GIVEN TASK = From the entries below, pull out each line where "watermark" appears.

Extracted records
==========

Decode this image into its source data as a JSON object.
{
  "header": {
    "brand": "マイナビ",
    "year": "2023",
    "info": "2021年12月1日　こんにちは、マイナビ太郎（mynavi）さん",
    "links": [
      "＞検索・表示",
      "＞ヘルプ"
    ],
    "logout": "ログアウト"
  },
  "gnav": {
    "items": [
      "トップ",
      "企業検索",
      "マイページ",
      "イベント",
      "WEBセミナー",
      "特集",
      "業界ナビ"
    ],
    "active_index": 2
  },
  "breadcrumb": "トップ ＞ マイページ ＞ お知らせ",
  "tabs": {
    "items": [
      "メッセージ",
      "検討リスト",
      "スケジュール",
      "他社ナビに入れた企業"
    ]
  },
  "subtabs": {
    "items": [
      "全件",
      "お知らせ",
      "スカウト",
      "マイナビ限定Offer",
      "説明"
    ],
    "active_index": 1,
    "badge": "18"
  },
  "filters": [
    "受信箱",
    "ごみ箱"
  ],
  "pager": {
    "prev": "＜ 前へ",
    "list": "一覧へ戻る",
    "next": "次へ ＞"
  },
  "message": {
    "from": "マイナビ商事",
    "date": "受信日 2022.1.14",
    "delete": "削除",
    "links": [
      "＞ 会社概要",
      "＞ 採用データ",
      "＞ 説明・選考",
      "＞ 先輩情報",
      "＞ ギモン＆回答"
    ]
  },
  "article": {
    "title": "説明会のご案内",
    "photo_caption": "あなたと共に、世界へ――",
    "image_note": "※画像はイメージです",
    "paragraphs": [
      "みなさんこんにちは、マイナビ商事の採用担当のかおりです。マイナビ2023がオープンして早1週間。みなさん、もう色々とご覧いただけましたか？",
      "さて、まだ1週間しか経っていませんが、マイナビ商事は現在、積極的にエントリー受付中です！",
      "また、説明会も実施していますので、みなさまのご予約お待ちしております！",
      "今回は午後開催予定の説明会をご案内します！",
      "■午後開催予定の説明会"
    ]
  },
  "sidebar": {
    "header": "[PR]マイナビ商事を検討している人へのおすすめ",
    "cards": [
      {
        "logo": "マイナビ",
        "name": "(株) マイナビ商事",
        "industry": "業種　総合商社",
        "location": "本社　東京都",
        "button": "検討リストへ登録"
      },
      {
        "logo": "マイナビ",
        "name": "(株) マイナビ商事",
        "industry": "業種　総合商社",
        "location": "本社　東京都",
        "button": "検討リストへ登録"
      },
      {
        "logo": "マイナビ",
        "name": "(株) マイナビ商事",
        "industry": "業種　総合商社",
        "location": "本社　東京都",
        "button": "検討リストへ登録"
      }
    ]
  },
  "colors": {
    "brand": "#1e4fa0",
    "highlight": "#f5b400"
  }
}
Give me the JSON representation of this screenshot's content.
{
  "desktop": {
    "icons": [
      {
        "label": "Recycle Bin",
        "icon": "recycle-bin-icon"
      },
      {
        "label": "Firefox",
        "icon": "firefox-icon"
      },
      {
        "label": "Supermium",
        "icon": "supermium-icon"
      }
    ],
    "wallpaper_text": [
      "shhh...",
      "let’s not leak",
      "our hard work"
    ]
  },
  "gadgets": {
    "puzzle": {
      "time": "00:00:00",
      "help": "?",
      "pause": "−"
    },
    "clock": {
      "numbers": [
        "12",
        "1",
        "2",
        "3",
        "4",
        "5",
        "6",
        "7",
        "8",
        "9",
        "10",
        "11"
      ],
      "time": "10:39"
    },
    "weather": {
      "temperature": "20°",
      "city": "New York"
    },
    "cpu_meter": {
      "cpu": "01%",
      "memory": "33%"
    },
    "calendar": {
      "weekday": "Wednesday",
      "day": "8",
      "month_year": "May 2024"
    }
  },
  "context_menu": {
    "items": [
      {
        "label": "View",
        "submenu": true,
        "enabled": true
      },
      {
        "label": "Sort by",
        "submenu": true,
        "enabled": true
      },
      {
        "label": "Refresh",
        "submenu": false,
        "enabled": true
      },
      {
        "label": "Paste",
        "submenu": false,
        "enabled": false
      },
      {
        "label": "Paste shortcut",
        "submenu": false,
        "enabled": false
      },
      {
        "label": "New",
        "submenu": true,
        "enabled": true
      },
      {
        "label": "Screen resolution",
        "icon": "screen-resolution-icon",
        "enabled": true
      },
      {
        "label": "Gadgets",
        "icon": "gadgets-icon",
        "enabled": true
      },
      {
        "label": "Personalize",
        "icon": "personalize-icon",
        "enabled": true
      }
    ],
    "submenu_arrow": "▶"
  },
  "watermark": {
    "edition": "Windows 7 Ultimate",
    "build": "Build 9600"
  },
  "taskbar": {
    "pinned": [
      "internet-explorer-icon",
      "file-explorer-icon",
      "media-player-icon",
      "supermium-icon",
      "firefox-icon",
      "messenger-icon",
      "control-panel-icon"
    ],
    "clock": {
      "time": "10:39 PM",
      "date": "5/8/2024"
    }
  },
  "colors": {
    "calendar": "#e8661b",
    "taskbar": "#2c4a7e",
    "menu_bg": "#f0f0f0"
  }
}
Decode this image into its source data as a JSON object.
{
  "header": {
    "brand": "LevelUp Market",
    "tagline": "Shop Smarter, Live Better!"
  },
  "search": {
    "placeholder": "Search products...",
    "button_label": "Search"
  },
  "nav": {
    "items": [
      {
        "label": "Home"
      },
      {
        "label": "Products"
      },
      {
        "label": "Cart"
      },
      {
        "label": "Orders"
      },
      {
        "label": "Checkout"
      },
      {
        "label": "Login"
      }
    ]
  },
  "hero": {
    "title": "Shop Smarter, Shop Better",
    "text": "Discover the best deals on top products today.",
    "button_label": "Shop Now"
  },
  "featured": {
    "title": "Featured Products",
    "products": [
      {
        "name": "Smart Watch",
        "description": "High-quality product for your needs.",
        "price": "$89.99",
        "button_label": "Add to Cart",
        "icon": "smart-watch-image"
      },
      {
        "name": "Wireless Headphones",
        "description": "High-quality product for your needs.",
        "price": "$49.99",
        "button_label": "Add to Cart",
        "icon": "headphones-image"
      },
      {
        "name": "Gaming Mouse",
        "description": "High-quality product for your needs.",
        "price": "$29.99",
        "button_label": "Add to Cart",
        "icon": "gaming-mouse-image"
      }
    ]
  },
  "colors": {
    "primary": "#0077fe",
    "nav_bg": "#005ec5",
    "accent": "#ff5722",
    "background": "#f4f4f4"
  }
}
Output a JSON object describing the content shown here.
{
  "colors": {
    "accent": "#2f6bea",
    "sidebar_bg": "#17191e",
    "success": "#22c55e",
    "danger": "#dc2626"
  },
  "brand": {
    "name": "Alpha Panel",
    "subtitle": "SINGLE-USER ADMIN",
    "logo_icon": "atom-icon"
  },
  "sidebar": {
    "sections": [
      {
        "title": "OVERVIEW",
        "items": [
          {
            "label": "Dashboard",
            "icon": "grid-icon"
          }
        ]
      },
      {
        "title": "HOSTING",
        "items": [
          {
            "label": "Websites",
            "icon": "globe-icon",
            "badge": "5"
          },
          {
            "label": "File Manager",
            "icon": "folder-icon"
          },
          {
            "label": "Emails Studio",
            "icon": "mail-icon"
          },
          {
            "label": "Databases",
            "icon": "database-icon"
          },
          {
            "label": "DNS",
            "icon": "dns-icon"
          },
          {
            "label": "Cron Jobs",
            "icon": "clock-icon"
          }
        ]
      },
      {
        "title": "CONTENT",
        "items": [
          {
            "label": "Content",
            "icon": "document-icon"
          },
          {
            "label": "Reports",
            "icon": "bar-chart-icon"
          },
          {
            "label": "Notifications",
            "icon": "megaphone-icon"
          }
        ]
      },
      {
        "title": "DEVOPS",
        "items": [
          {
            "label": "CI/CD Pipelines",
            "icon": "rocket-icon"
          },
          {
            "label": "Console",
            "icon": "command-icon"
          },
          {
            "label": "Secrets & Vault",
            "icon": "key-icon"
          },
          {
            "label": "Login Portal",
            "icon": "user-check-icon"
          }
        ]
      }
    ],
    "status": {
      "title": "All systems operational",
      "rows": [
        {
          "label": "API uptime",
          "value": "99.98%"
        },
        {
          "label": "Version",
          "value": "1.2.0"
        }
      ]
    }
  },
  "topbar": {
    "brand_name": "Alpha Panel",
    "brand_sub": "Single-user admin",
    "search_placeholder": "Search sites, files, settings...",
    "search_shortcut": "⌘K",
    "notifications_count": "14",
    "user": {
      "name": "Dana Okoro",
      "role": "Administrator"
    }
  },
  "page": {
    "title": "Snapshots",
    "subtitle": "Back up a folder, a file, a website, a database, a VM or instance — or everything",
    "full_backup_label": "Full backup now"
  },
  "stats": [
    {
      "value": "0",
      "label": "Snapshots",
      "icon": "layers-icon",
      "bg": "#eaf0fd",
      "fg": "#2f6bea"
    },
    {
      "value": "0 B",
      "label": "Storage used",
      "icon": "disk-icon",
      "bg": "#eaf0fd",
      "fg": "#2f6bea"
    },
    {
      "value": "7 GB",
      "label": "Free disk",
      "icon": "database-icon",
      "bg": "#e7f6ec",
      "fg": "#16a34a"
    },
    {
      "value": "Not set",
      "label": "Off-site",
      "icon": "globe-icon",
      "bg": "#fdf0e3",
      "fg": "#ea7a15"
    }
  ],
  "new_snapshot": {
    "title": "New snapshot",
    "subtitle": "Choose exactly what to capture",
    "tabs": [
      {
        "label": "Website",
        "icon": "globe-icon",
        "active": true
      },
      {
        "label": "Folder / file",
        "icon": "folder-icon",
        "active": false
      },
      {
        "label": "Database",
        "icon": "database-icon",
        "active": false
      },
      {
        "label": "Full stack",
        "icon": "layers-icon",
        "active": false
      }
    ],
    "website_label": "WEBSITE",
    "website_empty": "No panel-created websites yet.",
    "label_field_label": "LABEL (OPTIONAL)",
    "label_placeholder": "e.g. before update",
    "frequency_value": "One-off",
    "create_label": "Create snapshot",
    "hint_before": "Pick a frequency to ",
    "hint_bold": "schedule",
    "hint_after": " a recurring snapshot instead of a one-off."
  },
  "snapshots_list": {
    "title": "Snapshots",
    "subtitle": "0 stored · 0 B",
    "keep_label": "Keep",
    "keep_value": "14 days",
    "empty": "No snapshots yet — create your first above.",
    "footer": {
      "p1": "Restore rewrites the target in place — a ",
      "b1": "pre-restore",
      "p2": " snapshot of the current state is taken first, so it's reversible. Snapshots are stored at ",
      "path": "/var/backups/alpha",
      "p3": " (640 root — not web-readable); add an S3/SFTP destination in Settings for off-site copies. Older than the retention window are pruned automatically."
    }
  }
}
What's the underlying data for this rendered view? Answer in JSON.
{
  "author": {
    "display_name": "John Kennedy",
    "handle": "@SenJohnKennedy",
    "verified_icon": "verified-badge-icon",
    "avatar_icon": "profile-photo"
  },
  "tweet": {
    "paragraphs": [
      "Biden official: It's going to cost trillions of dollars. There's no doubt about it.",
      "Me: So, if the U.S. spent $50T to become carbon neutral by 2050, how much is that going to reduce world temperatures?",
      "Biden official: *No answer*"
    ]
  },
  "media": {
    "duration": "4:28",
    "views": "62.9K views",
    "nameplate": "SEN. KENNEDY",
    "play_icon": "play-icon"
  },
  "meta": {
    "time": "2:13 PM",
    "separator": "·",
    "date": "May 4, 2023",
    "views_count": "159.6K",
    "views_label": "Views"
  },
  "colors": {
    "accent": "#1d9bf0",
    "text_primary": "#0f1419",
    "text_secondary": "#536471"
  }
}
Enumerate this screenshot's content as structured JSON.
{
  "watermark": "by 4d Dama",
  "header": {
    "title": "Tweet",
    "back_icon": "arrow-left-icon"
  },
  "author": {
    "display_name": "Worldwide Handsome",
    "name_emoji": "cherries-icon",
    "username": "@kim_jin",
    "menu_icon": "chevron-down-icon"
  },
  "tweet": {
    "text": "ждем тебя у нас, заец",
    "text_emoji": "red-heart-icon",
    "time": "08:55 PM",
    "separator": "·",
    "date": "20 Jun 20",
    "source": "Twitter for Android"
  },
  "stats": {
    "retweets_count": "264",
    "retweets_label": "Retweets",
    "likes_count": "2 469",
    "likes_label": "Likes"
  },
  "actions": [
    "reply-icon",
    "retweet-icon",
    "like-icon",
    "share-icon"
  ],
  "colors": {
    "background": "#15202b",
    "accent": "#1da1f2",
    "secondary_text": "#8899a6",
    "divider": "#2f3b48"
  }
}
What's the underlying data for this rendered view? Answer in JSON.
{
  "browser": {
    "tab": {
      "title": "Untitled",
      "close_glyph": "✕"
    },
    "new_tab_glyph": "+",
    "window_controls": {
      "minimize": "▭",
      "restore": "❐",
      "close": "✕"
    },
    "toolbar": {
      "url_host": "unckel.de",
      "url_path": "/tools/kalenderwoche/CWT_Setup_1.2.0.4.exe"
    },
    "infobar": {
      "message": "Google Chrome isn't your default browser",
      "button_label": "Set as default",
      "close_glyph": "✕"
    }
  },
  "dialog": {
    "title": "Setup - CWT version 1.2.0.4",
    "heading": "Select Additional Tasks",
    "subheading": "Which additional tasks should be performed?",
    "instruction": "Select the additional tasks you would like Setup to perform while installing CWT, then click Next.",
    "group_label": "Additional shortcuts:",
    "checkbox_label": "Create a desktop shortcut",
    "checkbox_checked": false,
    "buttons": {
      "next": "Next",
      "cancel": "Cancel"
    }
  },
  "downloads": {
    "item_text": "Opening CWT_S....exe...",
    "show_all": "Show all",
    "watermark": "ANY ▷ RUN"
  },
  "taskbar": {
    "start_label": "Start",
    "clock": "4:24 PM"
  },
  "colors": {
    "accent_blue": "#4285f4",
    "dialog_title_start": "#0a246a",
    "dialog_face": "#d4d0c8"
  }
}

==========

RESULT OF THE TASK =
  "watermark": {
  "watermark": "by 4d Dama",
    "watermark": "ANY ▷ RUN"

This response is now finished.